[Records from a data source]
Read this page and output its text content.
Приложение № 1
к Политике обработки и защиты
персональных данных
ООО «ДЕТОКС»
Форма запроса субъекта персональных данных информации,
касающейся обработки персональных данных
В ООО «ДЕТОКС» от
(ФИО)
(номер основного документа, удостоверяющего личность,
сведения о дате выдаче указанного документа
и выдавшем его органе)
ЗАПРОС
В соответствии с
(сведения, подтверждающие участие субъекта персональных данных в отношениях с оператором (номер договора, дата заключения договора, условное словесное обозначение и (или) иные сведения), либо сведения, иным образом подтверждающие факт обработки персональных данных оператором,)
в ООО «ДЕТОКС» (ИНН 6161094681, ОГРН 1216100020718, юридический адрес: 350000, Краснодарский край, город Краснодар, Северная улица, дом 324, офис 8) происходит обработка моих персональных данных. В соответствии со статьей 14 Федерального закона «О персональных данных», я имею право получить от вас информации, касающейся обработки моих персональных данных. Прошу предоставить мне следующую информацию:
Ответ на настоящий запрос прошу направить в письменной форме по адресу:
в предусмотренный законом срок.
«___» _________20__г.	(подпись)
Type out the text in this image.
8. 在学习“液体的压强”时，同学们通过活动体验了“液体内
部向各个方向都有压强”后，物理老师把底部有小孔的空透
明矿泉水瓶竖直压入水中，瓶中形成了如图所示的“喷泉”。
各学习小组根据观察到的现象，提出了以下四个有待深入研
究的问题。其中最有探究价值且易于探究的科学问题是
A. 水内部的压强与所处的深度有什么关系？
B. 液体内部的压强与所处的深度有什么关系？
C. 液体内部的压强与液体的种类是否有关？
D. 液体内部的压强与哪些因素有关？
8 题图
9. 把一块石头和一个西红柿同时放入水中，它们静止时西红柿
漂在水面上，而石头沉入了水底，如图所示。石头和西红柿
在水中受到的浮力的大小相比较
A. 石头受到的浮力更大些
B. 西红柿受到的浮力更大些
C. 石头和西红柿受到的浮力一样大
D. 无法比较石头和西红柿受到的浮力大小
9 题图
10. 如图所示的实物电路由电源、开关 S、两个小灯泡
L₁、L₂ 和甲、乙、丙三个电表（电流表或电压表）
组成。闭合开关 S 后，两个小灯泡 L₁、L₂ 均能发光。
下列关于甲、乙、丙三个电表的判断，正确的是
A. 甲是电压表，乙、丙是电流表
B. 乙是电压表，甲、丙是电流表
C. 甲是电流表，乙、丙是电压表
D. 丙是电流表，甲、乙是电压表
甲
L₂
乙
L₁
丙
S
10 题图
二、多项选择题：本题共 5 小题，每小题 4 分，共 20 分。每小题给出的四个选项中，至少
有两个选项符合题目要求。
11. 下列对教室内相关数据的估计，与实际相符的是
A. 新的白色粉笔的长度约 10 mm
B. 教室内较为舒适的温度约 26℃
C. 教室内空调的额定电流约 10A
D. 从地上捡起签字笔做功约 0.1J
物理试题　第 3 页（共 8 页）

◆ Request
Reproduce all of the data exactly as given.

◆ Task output
Read this page and output its text content.
Приложение № 1
к Политике обработки и защиты
персональных данных
ООО «ДЕТОКС»
Форма запроса субъекта персональных данных информации,
касающейся обработки персональных данных
В ООО «ДЕТОКС» от
(ФИО)
(номер основного документа, удостоверяющего личность,
сведения о дате выдаче указанного документа
и выдавшем его органе)
ЗАПРОС
В соответствии с
(сведения, подтверждающие участие субъекта персональных данных в отношениях с оператором (номер договора, дата заключения договора, условное словесное обозначение и (или) иные сведения), либо сведения, иным образом подтверждающие факт обработки персональных данных оператором,)
в ООО «ДЕТОКС» (ИНН 6161094681, ОГРН 1216100020718, юридический адрес: 350000, Краснодарский край, город Краснодар, Северная улица, дом 324, офис 8) происходит обработка моих персональных данных. В соответствии со статьей 14 Федерального закона «О персональных данных», я имею право получить от вас информации, касающейся обработки моих персональных данных. Прошу предоставить мне следующую информацию:
Ответ на настоящий запрос прошу направить в письменной форме по адресу:
в предусмотренный законом срок.
«___» _________20__г.	(подпись)
Type out the text in this image.
8. 在学习“液体的压强”时，同学们通过活动体验了“液体内
部向各个方向都有压强”后，物理老师把底部有小孔的空透
明矿泉水瓶竖直压入水中，瓶中形成了如图所示的“喷泉”。
各学习小组根据观察到的现象，提出了以下四个有待深入研
究的问题。其中最有探究价值且易于探究的科学问题是
A. 水内部的压强与所处的深度有什么关系？
B. 液体内部的压强与所处的深度有什么关系？
C. 液体内部的压强与液体的种类是否有关？
D. 液体内部的压强与哪些因素有关？
8 题图
9. 把一块石头和一个西红柿同时放入水中，它们静止时西红柿
漂在水面上，而石头沉入了水底，如图所示。石头和西红柿
在水中受到的浮力的大小相比较
A. 石头受到的浮力更大些
B. 西红柿受到的浮力更大些
C. 石头和西红柿受到的浮力一样大
D. 无法比较石头和西红柿受到的浮力大小
9 题图
10. 如图所示的实物电路由电源、开关 S、两个小灯泡
L₁、L₂ 和甲、乙、丙三个电表（电流表或电压表）
组成。闭合开关 S 后，两个小灯泡 L₁、L₂ 均能发光。
下列关于甲、乙、丙三个电表的判断，正确的是
A. 甲是电压表，乙、丙是电流表
B. 乙是电压表，甲、丙是电流表
C. 甲是电流表，乙、丙是电压表
D. 丙是电流表，甲、乙是电压表
甲
L₂
乙
L₁
丙
S
10 题图
二、多项选择题：本题共 5 小题，每小题 4 分，共 20 分。每小题给出的四个选项中，至少
有两个选项符合题目要求。
11. 下列对教室内相关数据的估计，与实际相符的是
A. 新的白色粉笔的长度约 10 mm
B. 教室内较为舒适的温度约 26℃
C. 教室内空调的额定电流约 10A
D. 从地上捡起签字笔做功约 0.1J
物理试题　第 3 页（共 8 页）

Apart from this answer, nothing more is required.